**RECORD SET**
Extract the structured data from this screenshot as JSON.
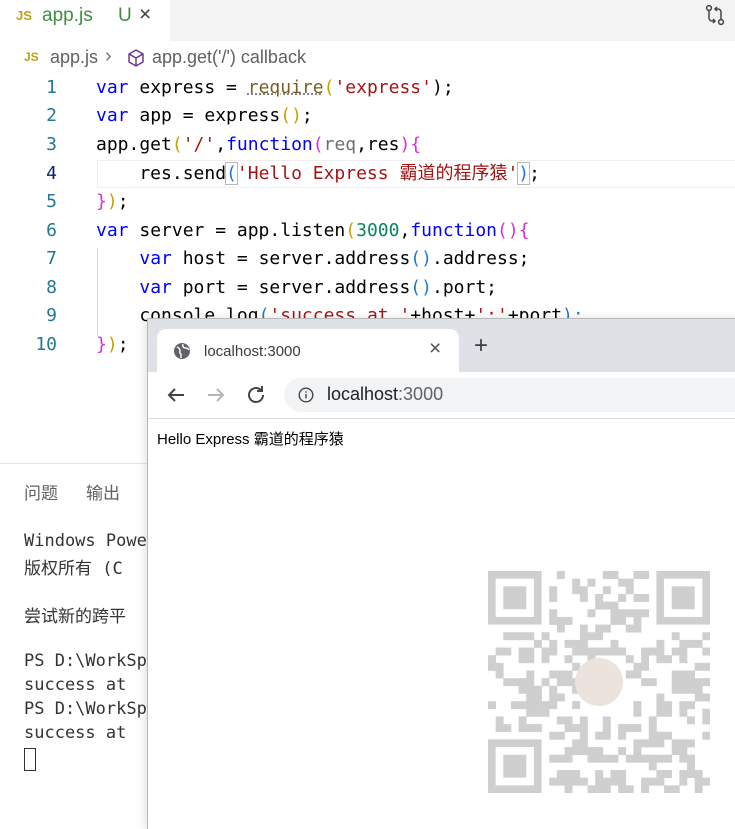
{
  "editor": {
    "tab": {
      "icon": "JS",
      "filename": "app.js",
      "status": "U",
      "close": "×"
    },
    "breadcrumb": {
      "icon": "JS",
      "file": "app.js",
      "separator": "›",
      "symbol": "app.get('/') callback"
    },
    "line_numbers": [
      "1",
      "2",
      "3",
      "4",
      "5",
      "6",
      "7",
      "8",
      "9",
      "10"
    ],
    "current_line": 4,
    "code": {
      "l1": [
        "var",
        " express = ",
        "require",
        "(",
        "'express'",
        ");"
      ],
      "l2": [
        "var",
        " app = express",
        "()",
        ";"
      ],
      "l3": [
        "app.get",
        "(",
        "'/'",
        ",",
        "function",
        "(",
        "req",
        ",res",
        ")",
        "{"
      ],
      "l4": [
        "    res.send",
        "(",
        "'Hello Express 霸道的程序猿'",
        ")",
        ";"
      ],
      "l5": [
        "}",
        ")",
        ";"
      ],
      "l6": [
        "var",
        " server = app.listen",
        "(",
        "3000",
        ",",
        "function",
        "()",
        "{"
      ],
      "l7": [
        "    ",
        "var",
        " host = server.address",
        "()",
        ".address;"
      ],
      "l8": [
        "    ",
        "var",
        " port = server.address",
        "()",
        ".port;"
      ],
      "l9": [
        "    console.log",
        "(",
        "'success at '",
        "+host+",
        "':'",
        "+port",
        ");"
      ],
      "l10": [
        "}",
        ")",
        ";"
      ]
    }
  },
  "panel": {
    "tabs": [
      "问题",
      "输出"
    ],
    "terminal_lines": [
      "Windows Powe",
      "版权所有 (C",
      "",
      "尝试新的跨平",
      "",
      "PS D:\\WorkSp",
      "success at ",
      "PS D:\\WorkSp",
      "success at "
    ]
  },
  "browser": {
    "tab_title": "localhost:3000",
    "tab_close": "×",
    "new_tab": "+",
    "url_host": "localhost",
    "url_port": ":3000",
    "page_text": "Hello Express 霸道的程序猿"
  },
  "icons": {
    "compare": "compare-changes-icon",
    "breadcrumb_symbol": "method-cube-icon",
    "globe": "globe-icon",
    "back": "back-arrow-icon",
    "forward": "forward-arrow-icon",
    "reload": "reload-icon",
    "info": "info-icon"
  },
  "colors": {
    "keyword": "#0000ff",
    "string": "#a31515",
    "number": "#098658",
    "git_untracked": "#3e8e41",
    "line_number": "#237893"
  }
}
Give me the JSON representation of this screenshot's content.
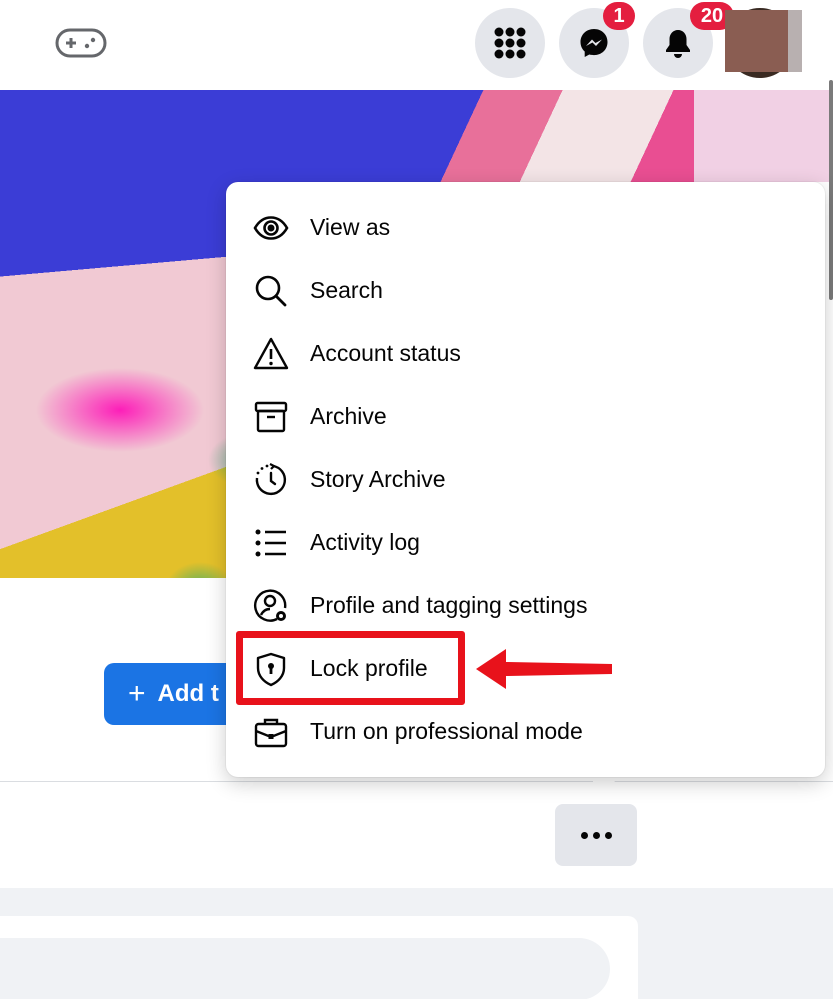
{
  "topbar": {
    "gaming_icon": "gamepad-icon",
    "menu_icon": "grid-menu-icon",
    "messenger_icon": "messenger-icon",
    "messenger_badge": "1",
    "notifications_icon": "bell-icon",
    "notifications_badge": "20"
  },
  "profile": {
    "add_story_label": "Add t",
    "more_button_icon": "ellipsis-icon"
  },
  "menu": {
    "items": [
      {
        "label": "View as",
        "icon": "eye-icon"
      },
      {
        "label": "Search",
        "icon": "search-icon"
      },
      {
        "label": "Account status",
        "icon": "warning-icon"
      },
      {
        "label": "Archive",
        "icon": "archive-box-icon"
      },
      {
        "label": "Story Archive",
        "icon": "story-clock-icon"
      },
      {
        "label": "Activity log",
        "icon": "list-icon"
      },
      {
        "label": "Profile and tagging settings",
        "icon": "profile-settings-icon"
      },
      {
        "label": "Lock profile",
        "icon": "shield-lock-icon"
      },
      {
        "label": "Turn on professional mode",
        "icon": "briefcase-icon"
      }
    ]
  },
  "annotation": {
    "highlight_color": "#e8121b",
    "highlighted_item": "Lock profile"
  },
  "colors": {
    "accent_blue": "#1b74e4",
    "badge_red": "#e41e3f",
    "button_gray": "#e4e6eb",
    "feed_bg": "#f0f2f5"
  }
}
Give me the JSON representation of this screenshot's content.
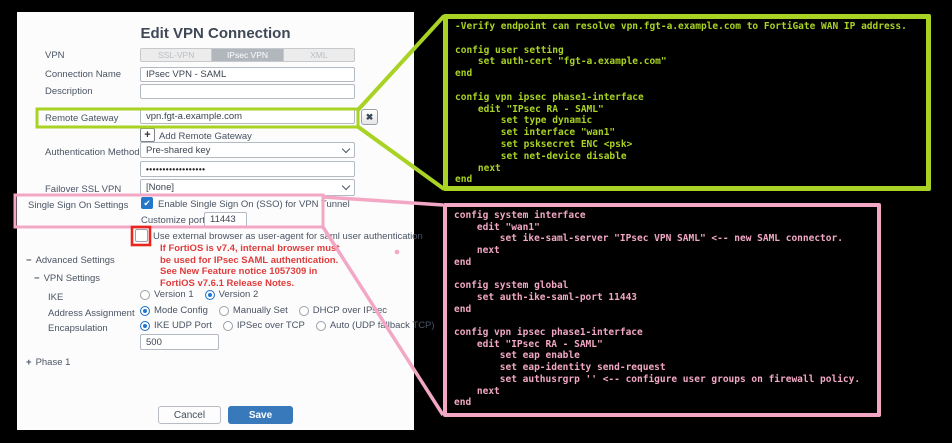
{
  "colors": {
    "green": "#a8d224",
    "pink": "#f2a7c4",
    "red": "#e8251f",
    "warning_red": "#e03c3c",
    "accent_blue": "#2277c8",
    "save_blue": "#3779bb"
  },
  "icons": {
    "remove": "✖",
    "add": "+",
    "collapse": "−",
    "expand": "+",
    "check": "✔"
  },
  "dialog": {
    "title": "Edit VPN Connection",
    "vpn_label": "VPN",
    "tabs": [
      "SSL-VPN",
      "IPsec VPN",
      "XML"
    ],
    "active_tab": "IPsec VPN",
    "fields": {
      "connection_name": {
        "label": "Connection Name",
        "value": "IPsec VPN - SAML"
      },
      "description": {
        "label": "Description",
        "value": ""
      },
      "remote_gateway": {
        "label": "Remote Gateway",
        "value": "vpn.fgt-a.example.com"
      },
      "add_remote_gateway_label": "Add Remote Gateway",
      "authentication_method": {
        "label": "Authentication Method",
        "value": "Pre-shared key"
      },
      "password_masked": "••••••••••••••••••",
      "failover": {
        "label": "Failover SSL VPN",
        "value": "[None]"
      }
    },
    "sso": {
      "label": "Single Sign On Settings",
      "enable_label": "Enable Single Sign On (SSO) for VPN Tunnel",
      "enable_checked": true,
      "customize_port_label": "Customize port",
      "customize_port_value": "11443",
      "external_browser_label": "Use external browser as user-agent for saml user authentication",
      "external_browser_checked": false,
      "warning_lines": [
        "If FortiOS is v7.4, internal browser must",
        "be used for IPsec SAML authentication.",
        "See New Feature notice 1057309 in",
        "FortiOS v7.6.1 Release Notes."
      ]
    },
    "advanced": {
      "advanced_settings_label": "Advanced Settings",
      "vpn_settings_label": "VPN Settings",
      "ike": {
        "label": "IKE",
        "options": [
          "Version 1",
          "Version 2"
        ],
        "selected": "Version 2"
      },
      "address_assignment": {
        "label": "Address Assignment",
        "options": [
          "Mode Config",
          "Manually Set",
          "DHCP over IPsec"
        ],
        "selected": "Mode Config"
      },
      "encapsulation": {
        "label": "Encapsulation",
        "options": [
          "IKE UDP Port",
          "IPSec over TCP",
          "Auto (UDP fallback TCP)"
        ],
        "selected": "IKE UDP Port"
      },
      "port_value": "500",
      "phase1_label": "Phase 1"
    },
    "buttons": {
      "cancel": "Cancel",
      "save": "Save"
    }
  },
  "green_callout": {
    "code": "-Verify endpoint can resolve vpn.fgt-a.example.com to FortiGate WAN IP address.\n\nconfig user setting\n    set auth-cert \"fgt-a.example.com\"\nend\n\nconfig vpn ipsec phase1-interface\n    edit \"IPsec RA - SAML\"\n        set type dynamic\n        set interface \"wan1\"\n        set psksecret ENC <psk>\n        set net-device disable\n    next\nend"
  },
  "pink_callout": {
    "code": "config system interface\n    edit \"wan1\"\n        set ike-saml-server \"IPsec VPN SAML\" <-- new SAML connector.\n    next\nend\n\nconfig system global\n    set auth-ike-saml-port 11443\nend\n\nconfig vpn ipsec phase1-interface\n    edit \"IPsec RA - SAML\"\n        set eap enable\n        set eap-identity send-request\n        set authusrgrp '' <-- configure user groups on firewall policy.\n    next\nend"
  }
}
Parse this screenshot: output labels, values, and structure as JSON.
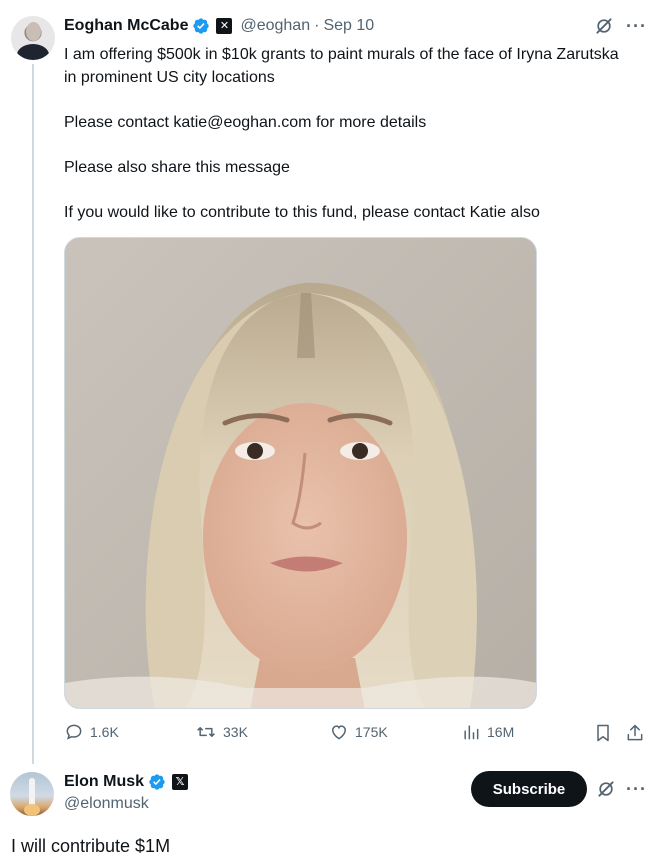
{
  "tweet1": {
    "author_name": "Eoghan McCabe",
    "handle": "@eoghan",
    "separator": "·",
    "date": "Sep 10",
    "affiliate_badge": "✕",
    "more_label": "···",
    "paragraphs": [
      "I am offering $500k in $10k grants to paint murals of the face of Iryna Zarutska in prominent US city locations",
      "Please contact katie@eoghan.com for more details",
      "Please also share this message",
      "If you would like to contribute to this fund, please contact Katie also"
    ],
    "stats": {
      "replies": "1.6K",
      "reposts": "33K",
      "likes": "175K",
      "views": "16M"
    }
  },
  "tweet2": {
    "author_name": "Elon Musk",
    "handle": "@elonmusk",
    "affiliate_badge": "𝕏",
    "subscribe_label": "Subscribe",
    "more_label": "···",
    "text": "I will contribute $1M"
  },
  "colors": {
    "text_primary": "#0f1419",
    "text_secondary": "#536471",
    "verified_blue": "#1d9bf0",
    "button_dark": "#0f1419",
    "thread_line": "#cfd9de"
  },
  "icons": [
    "verified-badge-icon",
    "grok-icon",
    "more-icon",
    "reply-icon",
    "repost-icon",
    "like-icon",
    "views-icon",
    "bookmark-icon",
    "share-icon"
  ]
}
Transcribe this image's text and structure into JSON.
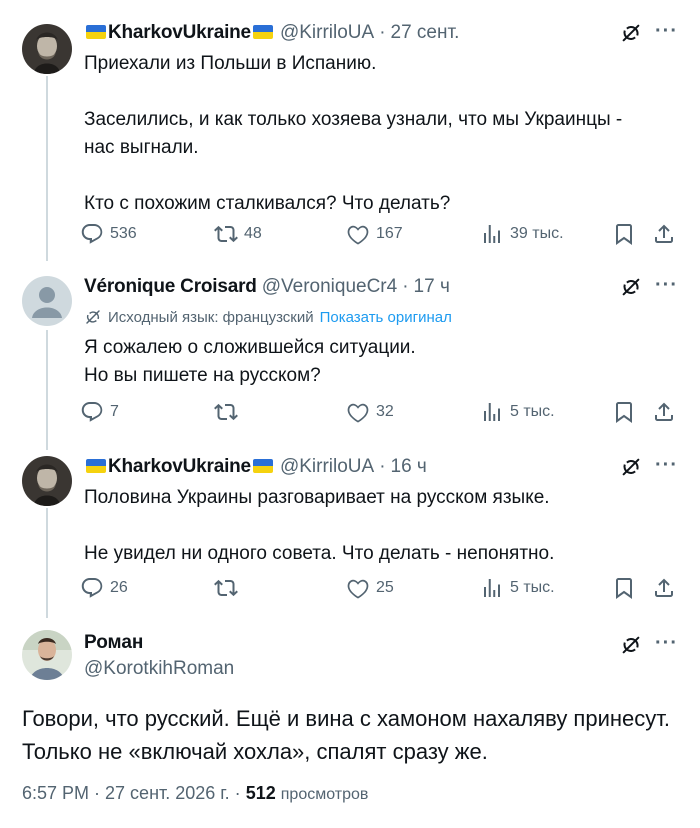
{
  "tweets": [
    {
      "name": "KharkovUkraine",
      "handle": "@KirriloUA",
      "time": "27 сент.",
      "text": "Приехали из Польши в Испанию.\n\nЗаселились, и как только хозяева узнали, что мы Украинцы -\nнас выгнали.\n\nКто с похожим сталкивался? Что делать?",
      "replies": "536",
      "reposts": "48",
      "likes": "167",
      "views": "39 тыс."
    },
    {
      "name": "Véronique Croisard",
      "handle": "@VeroniqueCr4",
      "time": "17 ч",
      "translation_note": "Исходный язык: французский",
      "translation_link": "Показать оригинал",
      "text": "Я сожалею о сложившейся ситуации.\nНо вы пишете на русском?",
      "replies": "7",
      "reposts": "",
      "likes": "32",
      "views": "5 тыс."
    },
    {
      "name": "KharkovUkraine",
      "handle": "@KirriloUA",
      "time": "16 ч",
      "text": "Половина Украины разговаривает на русском языке.\n\nНе увидел ни одного совета. Что делать - непонятно.",
      "replies": "26",
      "reposts": "",
      "likes": "25",
      "views": "5 тыс."
    }
  ],
  "main_tweet": {
    "name": "Роман",
    "handle": "@KorotkihRoman",
    "text": "Говори, что русский. Ещё и вина с хамоном нахаляву принесут.\nТолько не «включай хохла», спалят сразу же.",
    "timestamp": "6:57 PM · 27 сент. 2026 г. ·",
    "views_count": "512",
    "views_label": "просмотров"
  },
  "ui": {
    "separator": "·",
    "more": "···",
    "icons": [
      "reply-icon",
      "repost-icon",
      "like-icon",
      "views-icon",
      "bookmark-icon",
      "share-icon",
      "grok-icon",
      "more-icon",
      "ukraine-flag-icon",
      "translate-icon"
    ],
    "colors": {
      "text": "#0f1419",
      "muted": "#536471",
      "link": "#1d9bf0",
      "line": "#cfd9de",
      "flag_blue": "#2a6fd6",
      "flag_yellow": "#f5d20f"
    }
  }
}
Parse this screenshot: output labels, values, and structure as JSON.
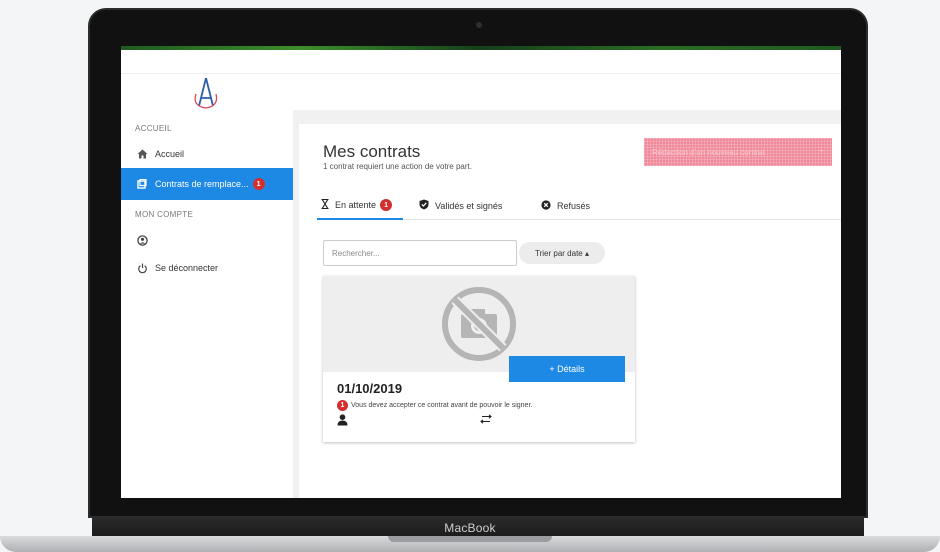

**EXERCISE DIRECTIONS**
Reproduce each line from the records that contains the word "霸道的程序猿".

**ANSWER FOR THIS EXERCISE**
        "'Hello Express 霸道的程序猿'",
    "page_text": "Hello Express 霸道的程序猿"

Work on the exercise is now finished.